## Data listing
┄┄┄┄┄┄
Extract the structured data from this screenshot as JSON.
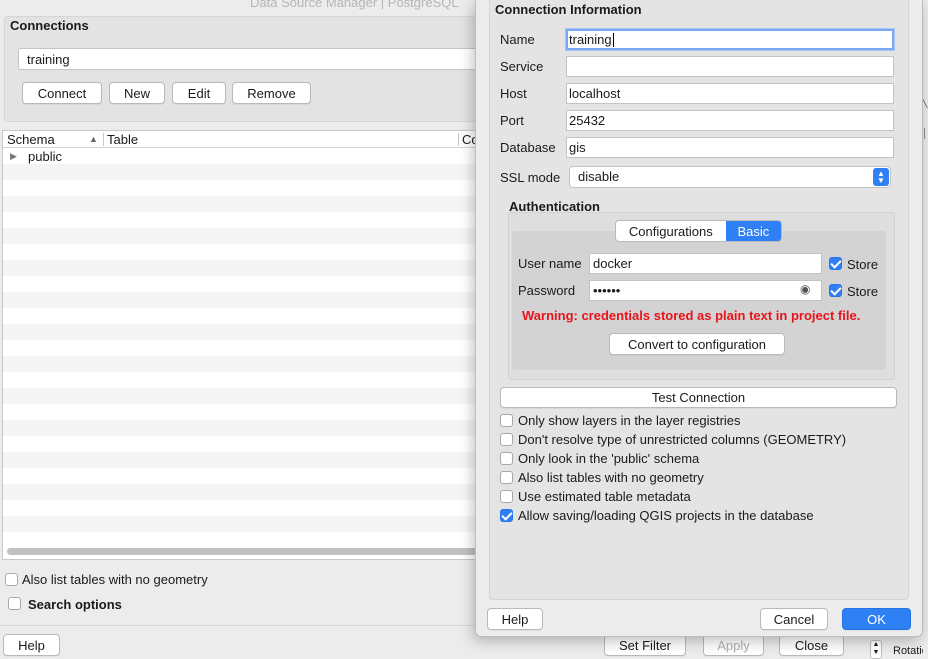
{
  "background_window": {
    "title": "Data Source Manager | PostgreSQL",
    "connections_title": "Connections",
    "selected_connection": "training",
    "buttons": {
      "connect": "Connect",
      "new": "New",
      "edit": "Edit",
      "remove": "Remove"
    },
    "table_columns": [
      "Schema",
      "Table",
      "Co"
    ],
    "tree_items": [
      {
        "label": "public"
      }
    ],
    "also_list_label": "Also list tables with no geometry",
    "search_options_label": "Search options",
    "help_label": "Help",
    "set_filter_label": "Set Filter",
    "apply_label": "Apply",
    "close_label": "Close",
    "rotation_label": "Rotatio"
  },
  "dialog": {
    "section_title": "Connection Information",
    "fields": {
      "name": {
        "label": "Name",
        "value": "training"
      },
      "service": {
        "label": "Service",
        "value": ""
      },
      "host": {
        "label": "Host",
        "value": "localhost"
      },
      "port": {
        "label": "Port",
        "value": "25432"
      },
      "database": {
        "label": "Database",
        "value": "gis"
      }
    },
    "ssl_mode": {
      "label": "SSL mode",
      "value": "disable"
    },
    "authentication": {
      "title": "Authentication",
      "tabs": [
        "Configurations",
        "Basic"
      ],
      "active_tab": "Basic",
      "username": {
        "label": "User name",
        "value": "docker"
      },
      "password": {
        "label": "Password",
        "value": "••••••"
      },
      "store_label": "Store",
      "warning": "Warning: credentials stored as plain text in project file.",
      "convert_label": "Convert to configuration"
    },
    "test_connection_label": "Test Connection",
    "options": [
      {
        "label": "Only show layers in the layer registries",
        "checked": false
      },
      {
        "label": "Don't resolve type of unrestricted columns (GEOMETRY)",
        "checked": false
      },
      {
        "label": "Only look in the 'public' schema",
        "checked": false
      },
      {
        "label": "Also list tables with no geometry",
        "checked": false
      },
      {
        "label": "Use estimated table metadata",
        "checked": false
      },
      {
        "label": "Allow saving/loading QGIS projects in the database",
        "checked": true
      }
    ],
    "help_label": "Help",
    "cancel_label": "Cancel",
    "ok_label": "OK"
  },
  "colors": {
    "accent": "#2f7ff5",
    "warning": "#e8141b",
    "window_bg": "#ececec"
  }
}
┄┄┄┄┄┄
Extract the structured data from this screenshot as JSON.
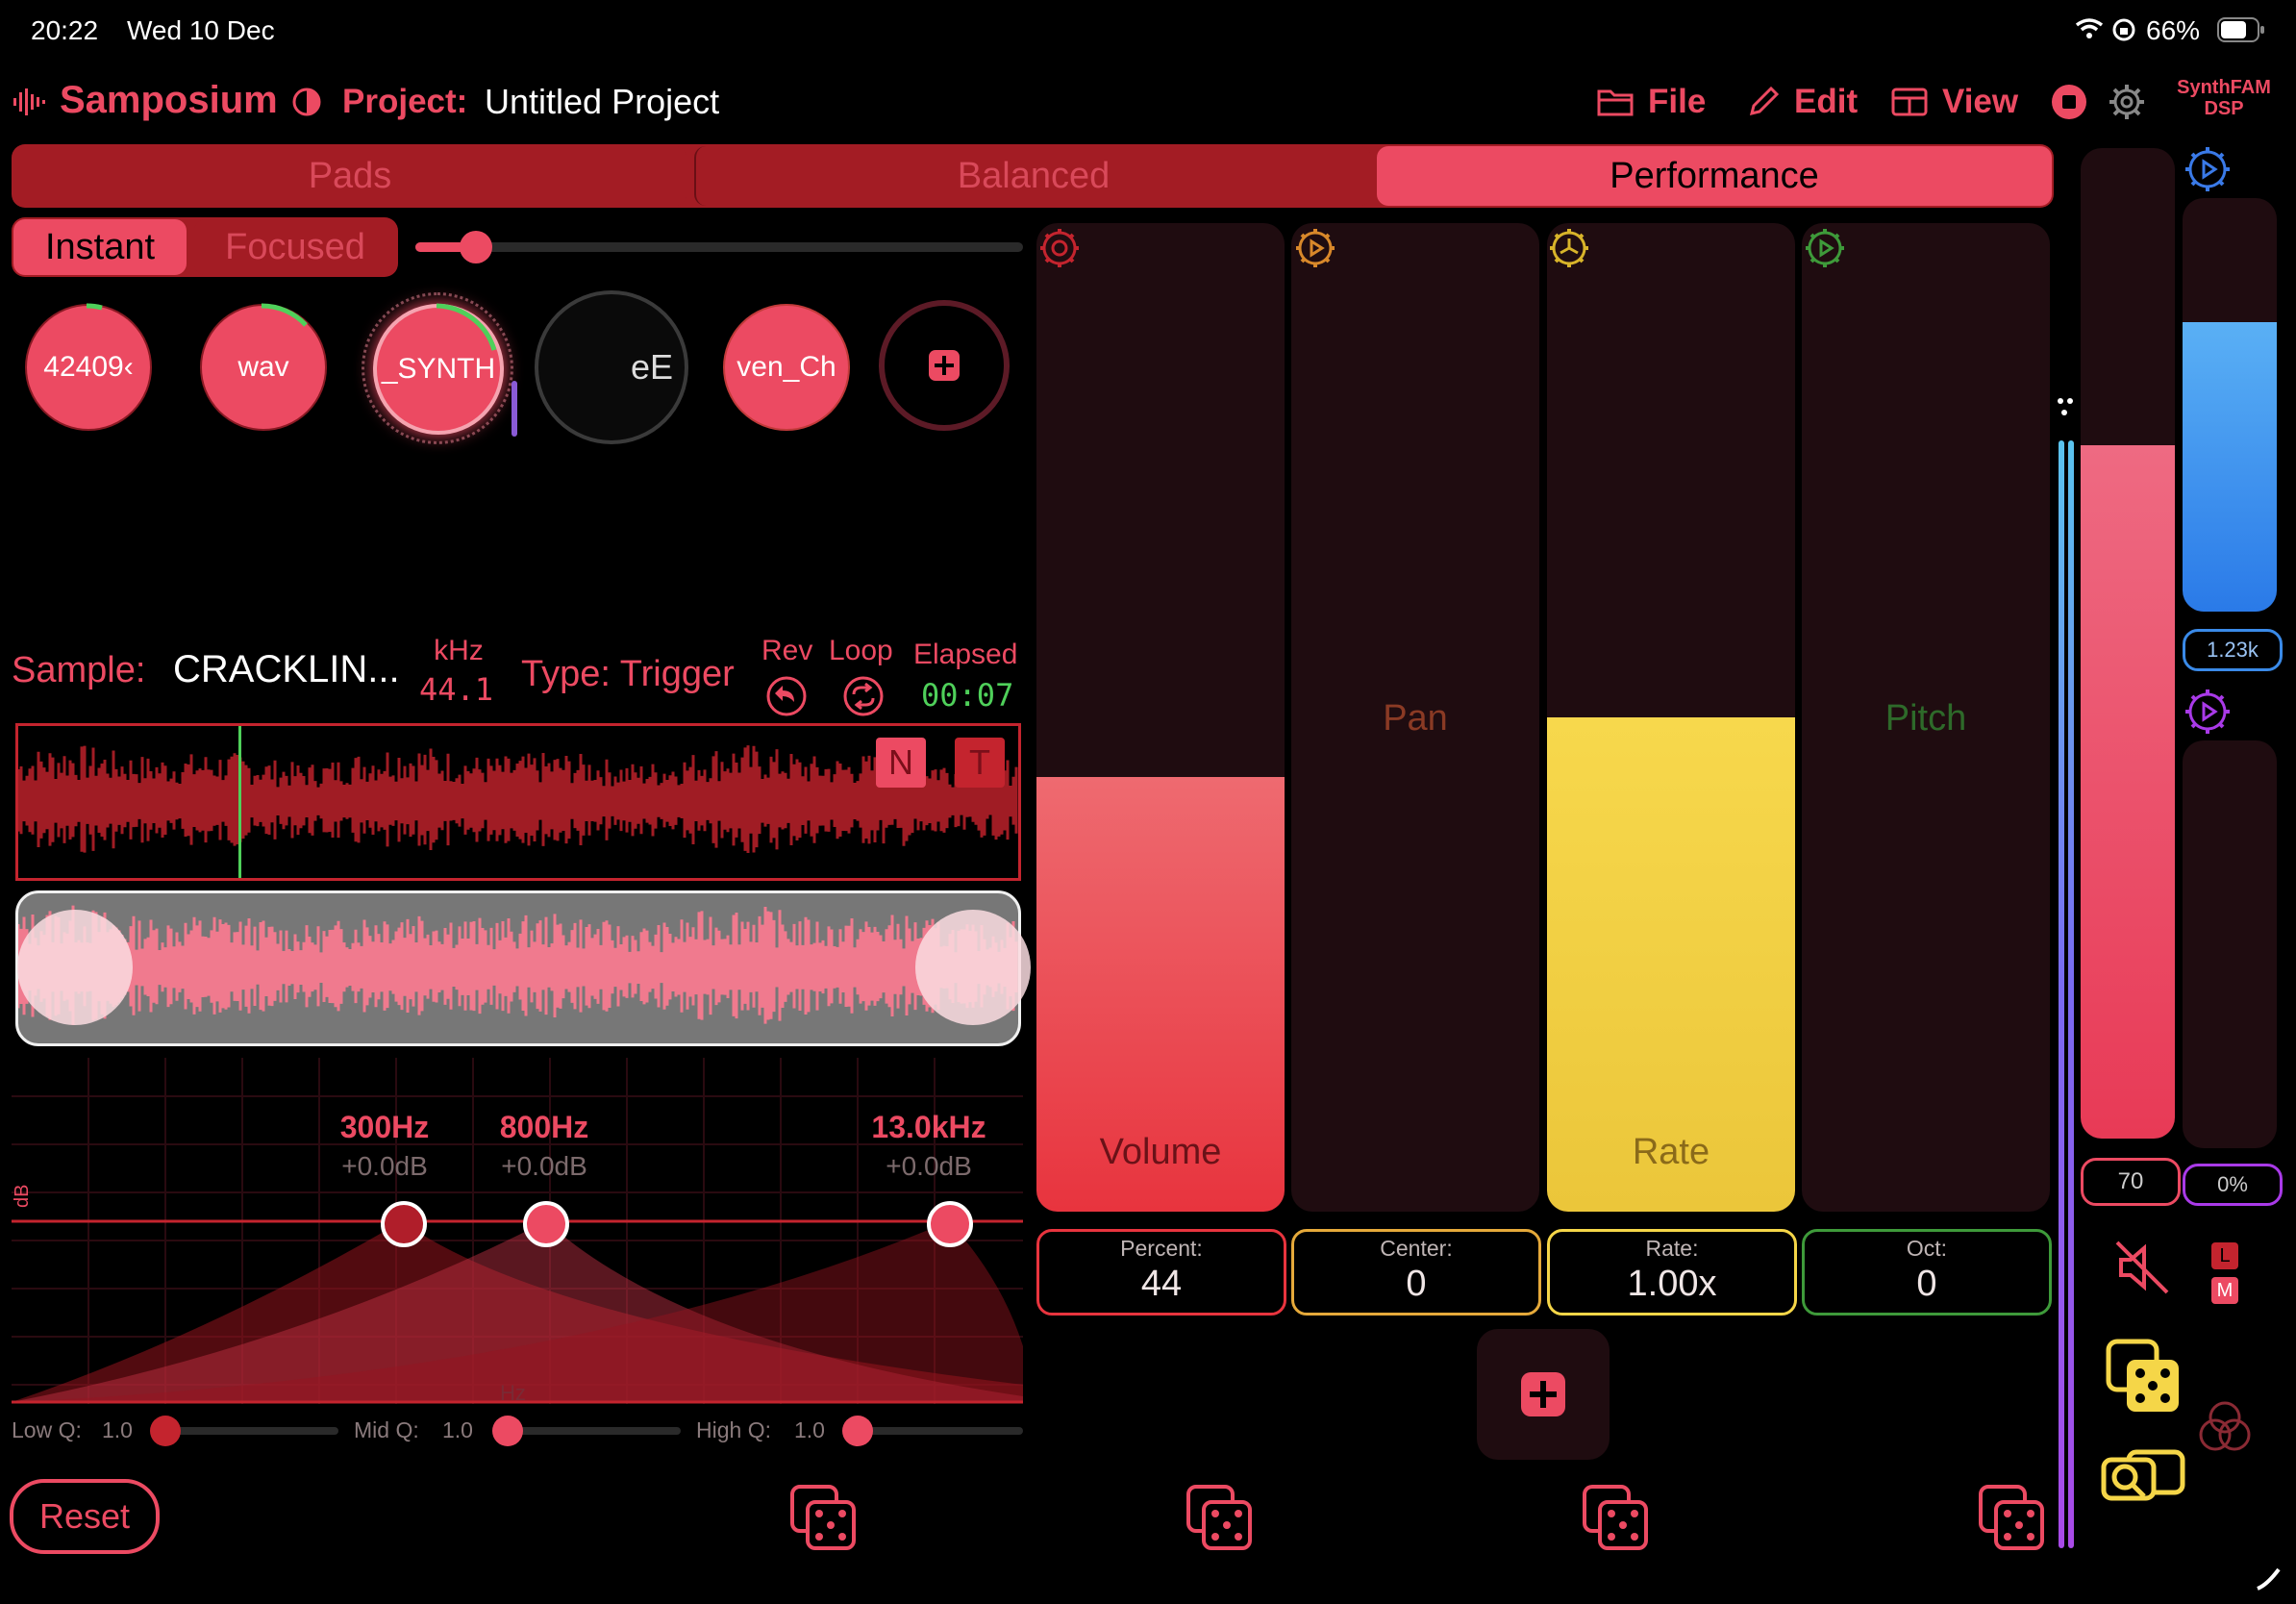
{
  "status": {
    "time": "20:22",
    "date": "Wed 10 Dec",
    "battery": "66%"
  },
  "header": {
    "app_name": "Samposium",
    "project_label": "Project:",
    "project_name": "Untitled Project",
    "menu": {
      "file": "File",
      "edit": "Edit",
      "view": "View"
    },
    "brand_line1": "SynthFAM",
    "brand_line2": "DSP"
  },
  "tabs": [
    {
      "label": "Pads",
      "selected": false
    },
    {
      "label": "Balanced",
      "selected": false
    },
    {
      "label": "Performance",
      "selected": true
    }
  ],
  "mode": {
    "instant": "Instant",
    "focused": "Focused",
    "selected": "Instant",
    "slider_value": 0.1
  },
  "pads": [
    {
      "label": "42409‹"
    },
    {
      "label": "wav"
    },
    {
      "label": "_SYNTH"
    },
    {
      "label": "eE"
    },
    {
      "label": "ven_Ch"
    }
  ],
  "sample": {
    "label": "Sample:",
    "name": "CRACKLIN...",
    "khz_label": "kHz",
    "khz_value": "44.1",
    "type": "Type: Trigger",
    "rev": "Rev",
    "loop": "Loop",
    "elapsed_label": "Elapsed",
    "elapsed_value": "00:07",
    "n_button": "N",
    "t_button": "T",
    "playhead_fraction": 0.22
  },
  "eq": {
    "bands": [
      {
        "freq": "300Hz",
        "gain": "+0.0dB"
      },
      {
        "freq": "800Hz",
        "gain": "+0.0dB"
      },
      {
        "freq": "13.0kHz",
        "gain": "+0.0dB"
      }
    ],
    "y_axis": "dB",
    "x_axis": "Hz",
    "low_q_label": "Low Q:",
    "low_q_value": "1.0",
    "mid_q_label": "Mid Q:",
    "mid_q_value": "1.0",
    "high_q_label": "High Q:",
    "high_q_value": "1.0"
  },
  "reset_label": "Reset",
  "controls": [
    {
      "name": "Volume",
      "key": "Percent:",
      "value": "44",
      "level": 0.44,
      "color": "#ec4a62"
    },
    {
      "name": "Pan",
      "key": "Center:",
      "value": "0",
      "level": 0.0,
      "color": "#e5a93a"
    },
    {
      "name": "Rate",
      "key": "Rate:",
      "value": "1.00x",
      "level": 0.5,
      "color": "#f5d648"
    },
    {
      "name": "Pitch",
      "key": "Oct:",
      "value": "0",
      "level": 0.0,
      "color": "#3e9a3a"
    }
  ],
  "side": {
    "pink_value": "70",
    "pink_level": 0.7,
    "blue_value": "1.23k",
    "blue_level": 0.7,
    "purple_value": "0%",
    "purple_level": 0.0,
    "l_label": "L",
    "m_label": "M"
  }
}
┄┄┄┄┄┄
## Written instruction
Gather up the lines containing the word "public" from these records and copy them.

## Answer in full
        "label": "public"
        "label": "Only look in the 'public' schema",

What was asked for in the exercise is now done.